→ **What is required**
Print the entries below in their entirety, exactly as they are written.

═══ Provided data ═══

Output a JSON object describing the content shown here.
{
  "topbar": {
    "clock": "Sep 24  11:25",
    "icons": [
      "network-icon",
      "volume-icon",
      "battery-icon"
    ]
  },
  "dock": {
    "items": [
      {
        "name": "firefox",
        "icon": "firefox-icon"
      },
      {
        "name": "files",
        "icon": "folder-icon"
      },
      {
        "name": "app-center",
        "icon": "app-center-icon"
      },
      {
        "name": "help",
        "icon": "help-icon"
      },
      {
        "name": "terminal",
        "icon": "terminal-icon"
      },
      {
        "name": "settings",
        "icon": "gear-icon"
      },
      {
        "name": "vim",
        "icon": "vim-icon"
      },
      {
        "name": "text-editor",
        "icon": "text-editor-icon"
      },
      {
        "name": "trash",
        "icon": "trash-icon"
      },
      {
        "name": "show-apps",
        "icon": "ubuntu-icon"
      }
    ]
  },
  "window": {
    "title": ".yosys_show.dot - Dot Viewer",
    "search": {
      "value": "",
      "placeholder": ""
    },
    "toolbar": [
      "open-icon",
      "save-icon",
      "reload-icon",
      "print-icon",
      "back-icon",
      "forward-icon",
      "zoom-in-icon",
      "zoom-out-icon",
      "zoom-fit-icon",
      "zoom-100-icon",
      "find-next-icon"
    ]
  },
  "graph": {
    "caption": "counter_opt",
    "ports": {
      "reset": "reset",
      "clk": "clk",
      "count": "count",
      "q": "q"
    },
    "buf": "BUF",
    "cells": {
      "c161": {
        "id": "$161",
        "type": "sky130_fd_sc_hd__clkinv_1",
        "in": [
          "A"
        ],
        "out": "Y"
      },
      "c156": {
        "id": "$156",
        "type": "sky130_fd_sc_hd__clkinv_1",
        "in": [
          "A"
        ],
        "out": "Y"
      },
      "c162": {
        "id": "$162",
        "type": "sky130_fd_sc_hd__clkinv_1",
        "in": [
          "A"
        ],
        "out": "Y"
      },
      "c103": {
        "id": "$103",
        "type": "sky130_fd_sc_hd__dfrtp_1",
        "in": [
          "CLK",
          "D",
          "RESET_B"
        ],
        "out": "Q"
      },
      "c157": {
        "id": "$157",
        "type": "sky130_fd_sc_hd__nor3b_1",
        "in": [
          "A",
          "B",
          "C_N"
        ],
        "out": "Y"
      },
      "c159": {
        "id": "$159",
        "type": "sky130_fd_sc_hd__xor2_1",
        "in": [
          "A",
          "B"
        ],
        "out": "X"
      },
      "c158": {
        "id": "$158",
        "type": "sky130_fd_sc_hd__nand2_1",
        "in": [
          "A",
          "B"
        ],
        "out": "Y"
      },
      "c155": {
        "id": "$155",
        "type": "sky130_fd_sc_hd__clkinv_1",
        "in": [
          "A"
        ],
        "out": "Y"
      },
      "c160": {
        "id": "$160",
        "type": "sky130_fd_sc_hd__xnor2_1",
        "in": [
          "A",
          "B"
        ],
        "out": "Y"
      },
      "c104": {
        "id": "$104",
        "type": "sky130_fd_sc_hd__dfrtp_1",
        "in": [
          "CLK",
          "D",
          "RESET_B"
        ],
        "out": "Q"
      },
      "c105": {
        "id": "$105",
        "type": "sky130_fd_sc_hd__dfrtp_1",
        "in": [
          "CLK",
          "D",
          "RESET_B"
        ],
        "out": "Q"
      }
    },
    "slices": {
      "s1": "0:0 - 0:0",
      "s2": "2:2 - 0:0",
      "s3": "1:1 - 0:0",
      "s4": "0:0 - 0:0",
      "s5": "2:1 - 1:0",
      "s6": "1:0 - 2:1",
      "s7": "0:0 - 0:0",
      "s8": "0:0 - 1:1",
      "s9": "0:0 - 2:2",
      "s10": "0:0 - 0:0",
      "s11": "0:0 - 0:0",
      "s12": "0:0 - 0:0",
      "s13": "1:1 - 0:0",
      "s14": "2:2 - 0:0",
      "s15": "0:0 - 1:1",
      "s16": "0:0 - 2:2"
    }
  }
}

═══

→ **Completed exercise**
Output a JSON object describing the content shown here.
{
  "topbar": {
    "clock": "Sep 24  11:25",
    "icons": [
      "network-icon",
      "volume-icon",
      "battery-icon"
    ]
  },
  "dock": {
    "items": [
      {
        "name": "firefox",
        "icon": "firefox-icon"
      },
      {
        "name": "files",
        "icon": "folder-icon"
      },
      {
        "name": "app-center",
        "icon": "app-center-icon"
      },
      {
        "name": "help",
        "icon": "help-icon"
      },
      {
        "name": "terminal",
        "icon": "terminal-icon"
      },
      {
        "name": "settings",
        "icon": "gear-icon"
      },
      {
        "name": "vim",
        "icon": "vim-icon"
      },
      {
        "name": "text-editor",
        "icon": "text-editor-icon"
      },
      {
        "name": "trash",
        "icon": "trash-icon"
      },
      {
        "name": "show-apps",
        "icon": "ubuntu-icon"
      }
    ]
  },
  "window": {
    "title": ".yosys_show.dot - Dot Viewer",
    "search": {
      "value": "",
      "placeholder": ""
    },
    "toolbar": [
      "open-icon",
      "save-icon",
      "reload-icon",
      "print-icon",
      "back-icon",
      "forward-icon",
      "zoom-in-icon",
      "zoom-out-icon",
      "zoom-fit-icon",
      "zoom-100-icon",
      "find-next-icon"
    ]
  },
  "graph": {
    "caption": "counter_opt",
    "ports": {
      "reset": "reset",
      "clk": "clk",
      "count": "count",
      "q": "q"
    },
    "buf": "BUF",
    "cells": {
      "c161": {
        "id": "$161",
        "type": "sky130_fd_sc_hd__clkinv_1",
        "in": [
          "A"
        ],
        "out": "Y"
      },
      "c156": {
        "id": "$156",
        "type": "sky130_fd_sc_hd__clkinv_1",
        "in": [
          "A"
        ],
        "out": "Y"
      },
      "c162": {
        "id": "$162",
        "type": "sky130_fd_sc_hd__clkinv_1",
        "in": [
          "A"
        ],
        "out": "Y"
      },
      "c103": {
        "id": "$103",
        "type": "sky130_fd_sc_hd__dfrtp_1",
        "in": [
          "CLK",
          "D",
          "RESET_B"
        ],
        "out": "Q"
      },
      "c157": {
        "id": "$157",
        "type": "sky130_fd_sc_hd__nor3b_1",
        "in": [
          "A",
          "B",
          "C_N"
        ],
        "out": "Y"
      },
      "c159": {
        "id": "$159",
        "type": "sky130_fd_sc_hd__xor2_1",
        "in": [
          "A",
          "B"
        ],
        "out": "X"
      },
      "c158": {
        "id": "$158",
        "type": "sky130_fd_sc_hd__nand2_1",
        "in": [
          "A",
          "B"
        ],
        "out": "Y"
      },
      "c155": {
        "id": "$155",
        "type": "sky130_fd_sc_hd__clkinv_1",
        "in": [
          "A"
        ],
        "out": "Y"
      },
      "c160": {
        "id": "$160",
        "type": "sky130_fd_sc_hd__xnor2_1",
        "in": [
          "A",
          "B"
        ],
        "out": "Y"
      },
      "c104": {
        "id": "$104",
        "type": "sky130_fd_sc_hd__dfrtp_1",
        "in": [
          "CLK",
          "D",
          "RESET_B"
        ],
        "out": "Q"
      },
      "c105": {
        "id": "$105",
        "type": "sky130_fd_sc_hd__dfrtp_1",
        "in": [
          "CLK",
          "D",
          "RESET_B"
        ],
        "out": "Q"
      }
    },
    "slices": {
      "s1": "0:0 - 0:0",
      "s2": "2:2 - 0:0",
      "s3": "1:1 - 0:0",
      "s4": "0:0 - 0:0",
      "s5": "2:1 - 1:0",
      "s6": "1:0 - 2:1",
      "s7": "0:0 - 0:0",
      "s8": "0:0 - 1:1",
      "s9": "0:0 - 2:2",
      "s10": "0:0 - 0:0",
      "s11": "0:0 - 0:0",
      "s12": "0:0 - 0:0",
      "s13": "1:1 - 0:0",
      "s14": "2:2 - 0:0",
      "s15": "0:0 - 1:1",
      "s16": "0:0 - 2:2"
    }
  }
}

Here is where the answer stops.